ЗАПИСИ:
=-=-=

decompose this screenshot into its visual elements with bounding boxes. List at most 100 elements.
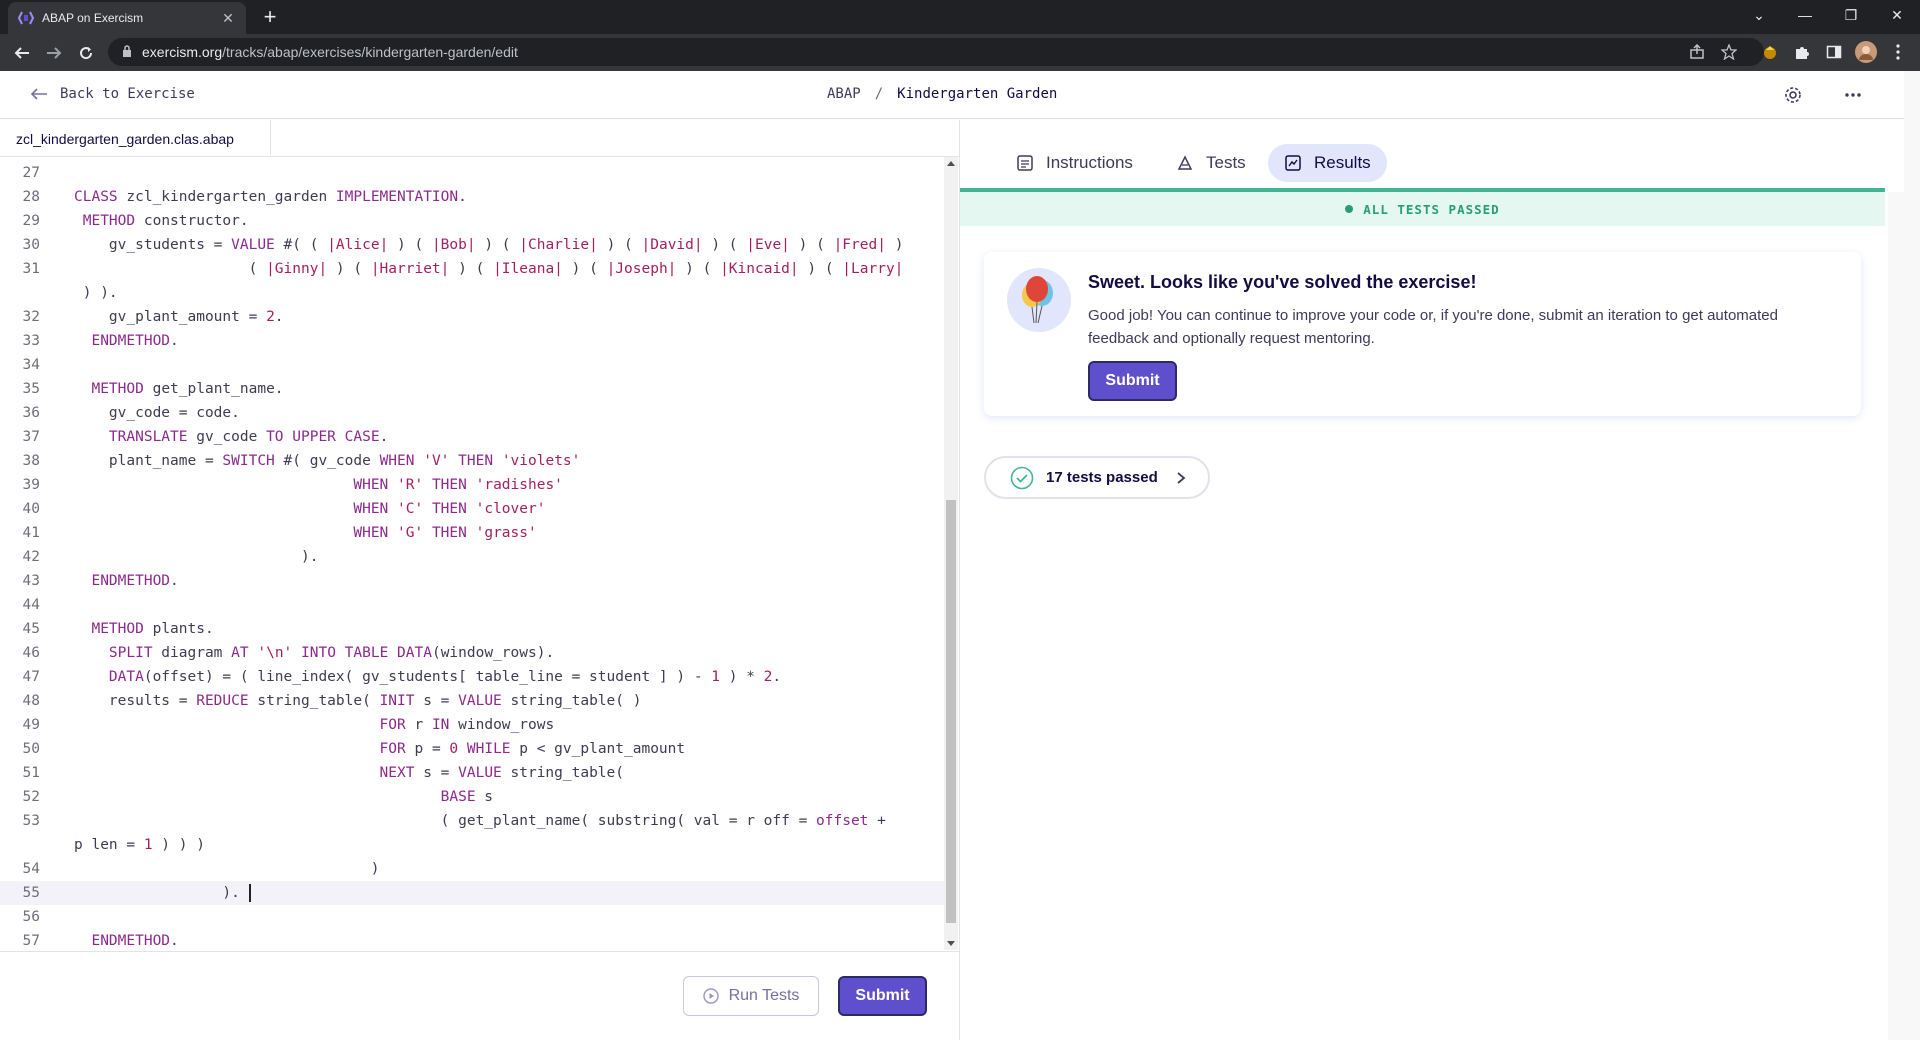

=-=-=

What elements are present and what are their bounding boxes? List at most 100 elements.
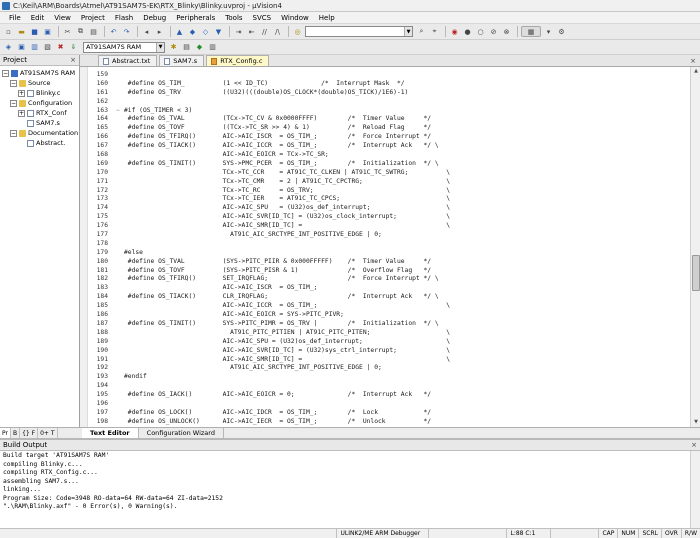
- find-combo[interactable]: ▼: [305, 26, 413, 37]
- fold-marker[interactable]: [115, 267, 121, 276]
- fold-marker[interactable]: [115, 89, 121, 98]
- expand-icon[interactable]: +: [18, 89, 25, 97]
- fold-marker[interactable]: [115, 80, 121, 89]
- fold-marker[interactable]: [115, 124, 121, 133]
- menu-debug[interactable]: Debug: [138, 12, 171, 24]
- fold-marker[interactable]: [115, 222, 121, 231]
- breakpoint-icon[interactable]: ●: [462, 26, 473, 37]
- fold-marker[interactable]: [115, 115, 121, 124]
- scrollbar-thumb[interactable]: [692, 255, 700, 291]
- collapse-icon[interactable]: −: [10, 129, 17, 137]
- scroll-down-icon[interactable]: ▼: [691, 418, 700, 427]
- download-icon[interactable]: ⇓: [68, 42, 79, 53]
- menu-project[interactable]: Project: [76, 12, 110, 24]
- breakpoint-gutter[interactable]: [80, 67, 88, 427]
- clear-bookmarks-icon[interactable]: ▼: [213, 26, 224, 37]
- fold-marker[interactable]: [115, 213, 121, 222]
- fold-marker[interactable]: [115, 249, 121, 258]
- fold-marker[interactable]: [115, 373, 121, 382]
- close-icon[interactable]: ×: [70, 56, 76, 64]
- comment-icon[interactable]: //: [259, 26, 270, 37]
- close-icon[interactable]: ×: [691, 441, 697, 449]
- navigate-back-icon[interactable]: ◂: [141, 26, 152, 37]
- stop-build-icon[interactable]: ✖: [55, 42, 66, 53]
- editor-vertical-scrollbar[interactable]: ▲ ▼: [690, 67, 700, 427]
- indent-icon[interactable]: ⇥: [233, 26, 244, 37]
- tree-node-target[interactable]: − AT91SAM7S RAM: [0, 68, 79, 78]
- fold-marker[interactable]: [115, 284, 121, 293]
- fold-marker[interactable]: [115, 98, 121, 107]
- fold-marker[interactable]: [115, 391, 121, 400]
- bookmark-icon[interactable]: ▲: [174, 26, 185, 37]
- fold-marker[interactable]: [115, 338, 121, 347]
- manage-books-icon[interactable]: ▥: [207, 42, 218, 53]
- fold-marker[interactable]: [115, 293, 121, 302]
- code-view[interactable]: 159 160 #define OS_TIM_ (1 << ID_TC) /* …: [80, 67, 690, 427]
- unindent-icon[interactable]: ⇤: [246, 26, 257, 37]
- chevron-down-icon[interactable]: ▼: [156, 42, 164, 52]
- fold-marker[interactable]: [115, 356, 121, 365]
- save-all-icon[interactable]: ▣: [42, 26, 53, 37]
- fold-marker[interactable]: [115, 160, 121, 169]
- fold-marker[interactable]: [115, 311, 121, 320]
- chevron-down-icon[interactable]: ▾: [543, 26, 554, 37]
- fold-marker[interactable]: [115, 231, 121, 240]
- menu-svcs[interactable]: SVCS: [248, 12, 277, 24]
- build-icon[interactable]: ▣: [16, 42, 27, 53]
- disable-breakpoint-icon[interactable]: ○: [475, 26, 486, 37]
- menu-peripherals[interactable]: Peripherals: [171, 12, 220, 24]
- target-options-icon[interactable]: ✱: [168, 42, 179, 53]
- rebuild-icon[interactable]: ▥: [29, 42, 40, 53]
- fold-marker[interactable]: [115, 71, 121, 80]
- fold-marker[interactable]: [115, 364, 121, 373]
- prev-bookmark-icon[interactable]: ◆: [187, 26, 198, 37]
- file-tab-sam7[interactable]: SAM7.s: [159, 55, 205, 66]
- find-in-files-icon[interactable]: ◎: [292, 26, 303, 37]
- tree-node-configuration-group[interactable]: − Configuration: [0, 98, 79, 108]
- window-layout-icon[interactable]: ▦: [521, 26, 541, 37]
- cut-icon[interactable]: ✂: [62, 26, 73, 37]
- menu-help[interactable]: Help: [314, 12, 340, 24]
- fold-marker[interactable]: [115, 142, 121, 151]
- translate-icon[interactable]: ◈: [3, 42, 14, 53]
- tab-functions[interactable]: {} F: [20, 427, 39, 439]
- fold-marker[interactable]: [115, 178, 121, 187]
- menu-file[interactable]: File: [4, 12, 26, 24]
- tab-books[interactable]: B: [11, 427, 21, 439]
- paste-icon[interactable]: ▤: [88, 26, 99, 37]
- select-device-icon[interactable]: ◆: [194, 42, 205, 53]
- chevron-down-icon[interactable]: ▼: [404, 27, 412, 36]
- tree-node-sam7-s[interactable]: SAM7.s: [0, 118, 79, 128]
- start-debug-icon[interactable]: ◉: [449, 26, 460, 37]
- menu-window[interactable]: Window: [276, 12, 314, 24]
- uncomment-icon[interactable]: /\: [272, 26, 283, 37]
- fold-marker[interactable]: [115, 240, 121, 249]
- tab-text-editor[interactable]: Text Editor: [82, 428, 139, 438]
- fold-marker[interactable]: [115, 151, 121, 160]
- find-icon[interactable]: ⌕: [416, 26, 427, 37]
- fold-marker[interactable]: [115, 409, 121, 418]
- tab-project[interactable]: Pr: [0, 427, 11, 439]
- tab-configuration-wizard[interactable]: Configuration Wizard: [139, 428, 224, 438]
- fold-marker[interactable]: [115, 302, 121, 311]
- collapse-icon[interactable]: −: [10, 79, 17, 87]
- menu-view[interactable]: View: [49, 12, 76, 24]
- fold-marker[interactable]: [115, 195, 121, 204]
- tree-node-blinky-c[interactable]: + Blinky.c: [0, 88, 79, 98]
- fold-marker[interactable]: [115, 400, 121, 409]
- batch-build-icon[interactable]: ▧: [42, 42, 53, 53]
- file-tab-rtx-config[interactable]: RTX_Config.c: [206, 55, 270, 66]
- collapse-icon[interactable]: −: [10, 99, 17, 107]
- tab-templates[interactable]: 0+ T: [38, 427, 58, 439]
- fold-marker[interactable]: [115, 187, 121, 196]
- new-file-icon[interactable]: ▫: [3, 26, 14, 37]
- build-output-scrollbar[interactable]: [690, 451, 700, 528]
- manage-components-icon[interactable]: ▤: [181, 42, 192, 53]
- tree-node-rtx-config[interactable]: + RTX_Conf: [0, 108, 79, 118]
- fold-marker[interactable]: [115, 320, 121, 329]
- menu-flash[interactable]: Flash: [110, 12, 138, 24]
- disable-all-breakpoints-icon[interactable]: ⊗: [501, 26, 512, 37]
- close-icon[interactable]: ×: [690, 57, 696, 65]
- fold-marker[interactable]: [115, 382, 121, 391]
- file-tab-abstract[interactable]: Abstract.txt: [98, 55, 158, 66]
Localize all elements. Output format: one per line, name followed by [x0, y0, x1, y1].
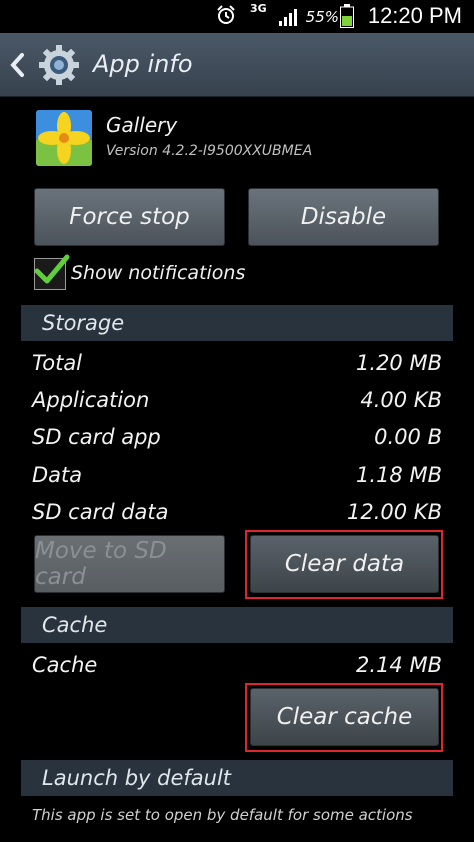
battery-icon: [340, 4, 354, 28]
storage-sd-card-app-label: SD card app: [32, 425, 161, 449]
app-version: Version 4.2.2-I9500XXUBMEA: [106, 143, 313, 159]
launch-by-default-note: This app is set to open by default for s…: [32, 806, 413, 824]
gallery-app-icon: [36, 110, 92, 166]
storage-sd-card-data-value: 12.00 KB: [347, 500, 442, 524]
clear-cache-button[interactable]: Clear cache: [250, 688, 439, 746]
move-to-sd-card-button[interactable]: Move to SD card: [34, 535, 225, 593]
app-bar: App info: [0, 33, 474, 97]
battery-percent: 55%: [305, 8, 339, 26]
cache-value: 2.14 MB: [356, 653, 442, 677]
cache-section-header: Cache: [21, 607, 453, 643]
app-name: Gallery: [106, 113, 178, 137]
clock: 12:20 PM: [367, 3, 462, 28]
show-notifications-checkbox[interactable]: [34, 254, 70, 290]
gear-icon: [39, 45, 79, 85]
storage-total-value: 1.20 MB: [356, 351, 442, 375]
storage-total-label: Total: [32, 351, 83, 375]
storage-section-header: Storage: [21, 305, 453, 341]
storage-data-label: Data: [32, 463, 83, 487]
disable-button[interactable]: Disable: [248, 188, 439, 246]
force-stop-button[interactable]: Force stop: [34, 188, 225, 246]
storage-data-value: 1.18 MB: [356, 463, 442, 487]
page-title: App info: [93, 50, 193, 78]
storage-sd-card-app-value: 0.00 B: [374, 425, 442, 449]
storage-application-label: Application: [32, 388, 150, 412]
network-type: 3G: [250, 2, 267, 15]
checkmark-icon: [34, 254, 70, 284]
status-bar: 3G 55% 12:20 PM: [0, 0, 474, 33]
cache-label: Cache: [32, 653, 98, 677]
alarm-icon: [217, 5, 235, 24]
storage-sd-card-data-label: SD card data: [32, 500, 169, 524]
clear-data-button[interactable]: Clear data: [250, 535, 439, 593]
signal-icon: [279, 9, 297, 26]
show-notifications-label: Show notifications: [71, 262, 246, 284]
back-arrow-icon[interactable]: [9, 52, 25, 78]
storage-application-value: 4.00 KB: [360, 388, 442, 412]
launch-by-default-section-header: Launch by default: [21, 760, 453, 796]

=-=-=

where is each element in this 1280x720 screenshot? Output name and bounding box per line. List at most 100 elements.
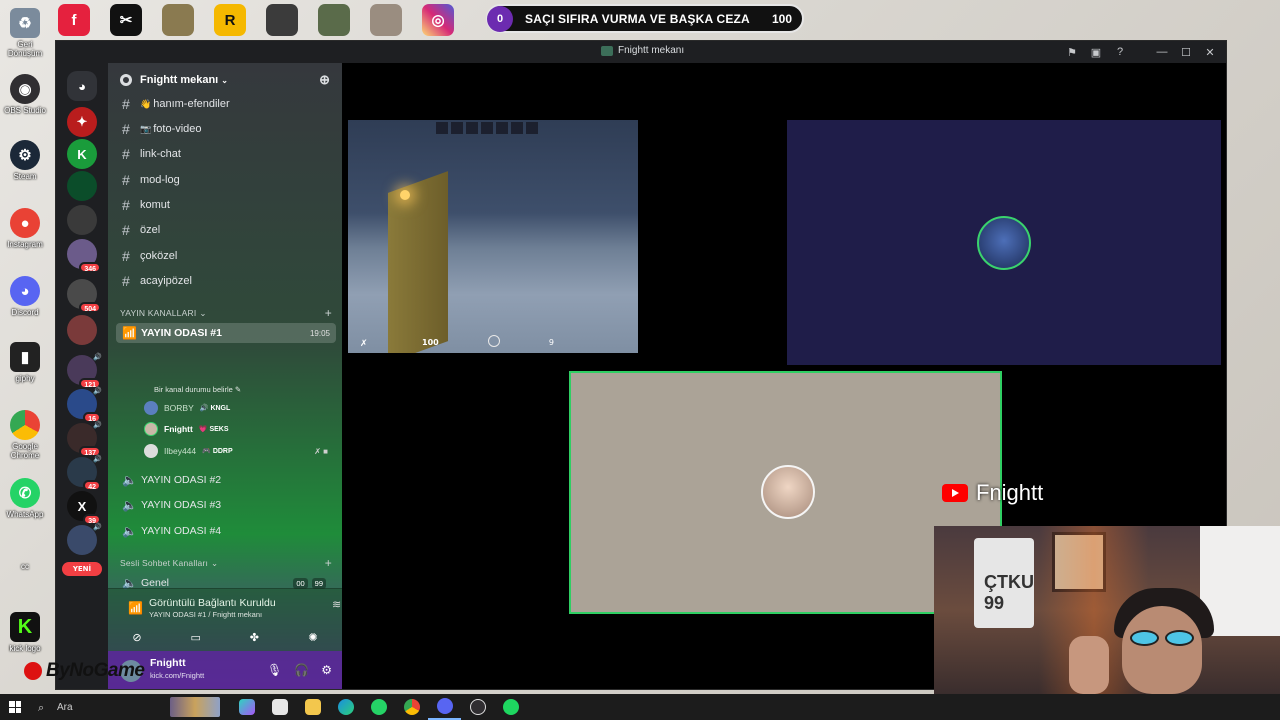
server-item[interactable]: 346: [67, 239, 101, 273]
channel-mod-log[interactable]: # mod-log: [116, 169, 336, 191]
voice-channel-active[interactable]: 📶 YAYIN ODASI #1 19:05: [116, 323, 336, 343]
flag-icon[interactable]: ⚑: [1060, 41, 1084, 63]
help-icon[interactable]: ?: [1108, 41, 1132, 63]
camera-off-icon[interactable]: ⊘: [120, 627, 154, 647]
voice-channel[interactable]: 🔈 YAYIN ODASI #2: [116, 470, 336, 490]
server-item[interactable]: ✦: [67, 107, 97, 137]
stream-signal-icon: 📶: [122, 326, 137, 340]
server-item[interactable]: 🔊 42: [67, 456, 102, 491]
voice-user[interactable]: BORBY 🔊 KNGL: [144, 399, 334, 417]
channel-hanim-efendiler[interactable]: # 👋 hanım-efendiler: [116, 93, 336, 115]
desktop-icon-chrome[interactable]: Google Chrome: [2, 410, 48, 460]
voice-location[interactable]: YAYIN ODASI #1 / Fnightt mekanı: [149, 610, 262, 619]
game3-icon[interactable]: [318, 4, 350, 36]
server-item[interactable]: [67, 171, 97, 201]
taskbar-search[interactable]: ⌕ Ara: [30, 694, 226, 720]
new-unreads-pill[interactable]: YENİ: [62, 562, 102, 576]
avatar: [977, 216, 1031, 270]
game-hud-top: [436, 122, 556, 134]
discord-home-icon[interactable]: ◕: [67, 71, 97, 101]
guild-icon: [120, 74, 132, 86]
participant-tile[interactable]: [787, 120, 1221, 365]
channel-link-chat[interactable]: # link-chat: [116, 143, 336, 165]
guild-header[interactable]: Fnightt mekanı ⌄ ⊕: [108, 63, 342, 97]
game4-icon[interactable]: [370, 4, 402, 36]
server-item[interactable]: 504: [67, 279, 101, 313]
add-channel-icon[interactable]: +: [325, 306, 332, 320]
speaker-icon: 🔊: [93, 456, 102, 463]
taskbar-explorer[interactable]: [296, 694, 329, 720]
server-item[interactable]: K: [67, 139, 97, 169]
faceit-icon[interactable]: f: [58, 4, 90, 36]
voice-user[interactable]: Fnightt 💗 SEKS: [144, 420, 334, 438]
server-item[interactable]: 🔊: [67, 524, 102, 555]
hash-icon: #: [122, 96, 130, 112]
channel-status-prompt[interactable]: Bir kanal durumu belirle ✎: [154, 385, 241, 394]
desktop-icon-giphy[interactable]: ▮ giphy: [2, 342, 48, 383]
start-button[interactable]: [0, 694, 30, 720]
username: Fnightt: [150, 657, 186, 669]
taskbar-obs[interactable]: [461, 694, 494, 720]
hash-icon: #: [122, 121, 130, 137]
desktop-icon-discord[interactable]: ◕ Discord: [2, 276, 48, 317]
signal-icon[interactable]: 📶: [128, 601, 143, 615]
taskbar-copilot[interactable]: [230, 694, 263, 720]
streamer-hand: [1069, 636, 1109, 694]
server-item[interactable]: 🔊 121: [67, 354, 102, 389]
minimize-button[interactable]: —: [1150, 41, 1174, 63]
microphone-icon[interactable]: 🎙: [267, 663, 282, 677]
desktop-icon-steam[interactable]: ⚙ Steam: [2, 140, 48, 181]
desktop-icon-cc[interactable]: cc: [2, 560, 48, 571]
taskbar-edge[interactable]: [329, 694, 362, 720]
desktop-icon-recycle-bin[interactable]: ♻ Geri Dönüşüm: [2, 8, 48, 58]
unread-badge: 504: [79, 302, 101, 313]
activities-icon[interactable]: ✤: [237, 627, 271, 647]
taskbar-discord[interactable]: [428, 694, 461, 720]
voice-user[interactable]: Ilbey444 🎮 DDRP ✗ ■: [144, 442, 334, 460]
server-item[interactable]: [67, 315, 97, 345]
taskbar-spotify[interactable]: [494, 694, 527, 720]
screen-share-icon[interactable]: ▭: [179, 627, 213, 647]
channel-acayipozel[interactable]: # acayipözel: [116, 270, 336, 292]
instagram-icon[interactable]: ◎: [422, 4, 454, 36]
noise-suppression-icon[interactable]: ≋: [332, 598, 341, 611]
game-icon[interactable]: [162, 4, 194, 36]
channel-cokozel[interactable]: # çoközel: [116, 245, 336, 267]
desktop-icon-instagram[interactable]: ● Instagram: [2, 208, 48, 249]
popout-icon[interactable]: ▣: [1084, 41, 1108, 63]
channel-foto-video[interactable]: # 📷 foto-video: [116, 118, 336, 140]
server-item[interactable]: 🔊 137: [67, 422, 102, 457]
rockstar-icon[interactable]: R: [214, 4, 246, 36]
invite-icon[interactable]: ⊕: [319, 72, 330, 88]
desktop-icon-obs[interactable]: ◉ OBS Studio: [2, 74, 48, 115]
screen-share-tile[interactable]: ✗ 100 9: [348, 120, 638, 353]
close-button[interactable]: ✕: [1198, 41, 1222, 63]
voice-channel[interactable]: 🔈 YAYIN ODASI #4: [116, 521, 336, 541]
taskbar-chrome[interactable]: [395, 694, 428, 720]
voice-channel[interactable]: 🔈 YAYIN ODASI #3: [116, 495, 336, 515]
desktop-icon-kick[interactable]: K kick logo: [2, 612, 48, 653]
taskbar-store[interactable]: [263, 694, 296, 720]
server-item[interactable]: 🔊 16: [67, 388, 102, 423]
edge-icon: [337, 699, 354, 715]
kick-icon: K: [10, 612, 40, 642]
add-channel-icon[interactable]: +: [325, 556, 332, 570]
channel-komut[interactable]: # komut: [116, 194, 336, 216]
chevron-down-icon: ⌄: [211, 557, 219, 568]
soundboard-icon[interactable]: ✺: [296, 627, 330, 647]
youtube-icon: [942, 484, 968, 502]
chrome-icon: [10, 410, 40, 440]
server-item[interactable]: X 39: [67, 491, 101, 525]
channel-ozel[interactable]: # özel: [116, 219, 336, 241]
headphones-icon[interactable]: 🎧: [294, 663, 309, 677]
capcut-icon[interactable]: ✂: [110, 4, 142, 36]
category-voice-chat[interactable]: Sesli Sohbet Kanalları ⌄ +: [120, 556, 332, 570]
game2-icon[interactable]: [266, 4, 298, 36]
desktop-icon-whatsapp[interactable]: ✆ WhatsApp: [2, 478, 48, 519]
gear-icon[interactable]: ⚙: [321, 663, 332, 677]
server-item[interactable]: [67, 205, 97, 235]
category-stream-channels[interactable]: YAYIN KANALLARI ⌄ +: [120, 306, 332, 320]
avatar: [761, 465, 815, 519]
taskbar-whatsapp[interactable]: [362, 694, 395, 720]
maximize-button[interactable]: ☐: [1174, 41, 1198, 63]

=-=-=

УСЛОВИЯ ЗАДАНИЯ:
Перепишите строки, начиная со строки с «Localize all elements.» и заканчивая строкой с «cache-value: 2.14 MB: [356, 653, 442, 677]», заменив «Clear cache» на «Delete cache» и не меняя больше ничего. Изображения в ответ не включайте.

ОТВЕТ:
Localize all elements. Output format: one per line, name followed by [x0, y0, x1, y1].
battery-icon: [340, 4, 354, 28]
storage-sd-card-app-label: SD card app: [32, 425, 161, 449]
app-version: Version 4.2.2-I9500XXUBMEA: [106, 143, 313, 159]
launch-by-default-note: This app is set to open by default for s…: [32, 806, 413, 824]
gallery-app-icon: [36, 110, 92, 166]
storage-sd-card-data-value: 12.00 KB: [347, 500, 442, 524]
clear-cache-button[interactable]: Delete cache: [250, 688, 439, 746]
move-to-sd-card-button[interactable]: Move to SD card: [34, 535, 225, 593]
app-bar: App info: [0, 33, 474, 97]
battery-percent: 55%: [305, 8, 339, 26]
cache-value: 2.14 MB: [356, 653, 442, 677]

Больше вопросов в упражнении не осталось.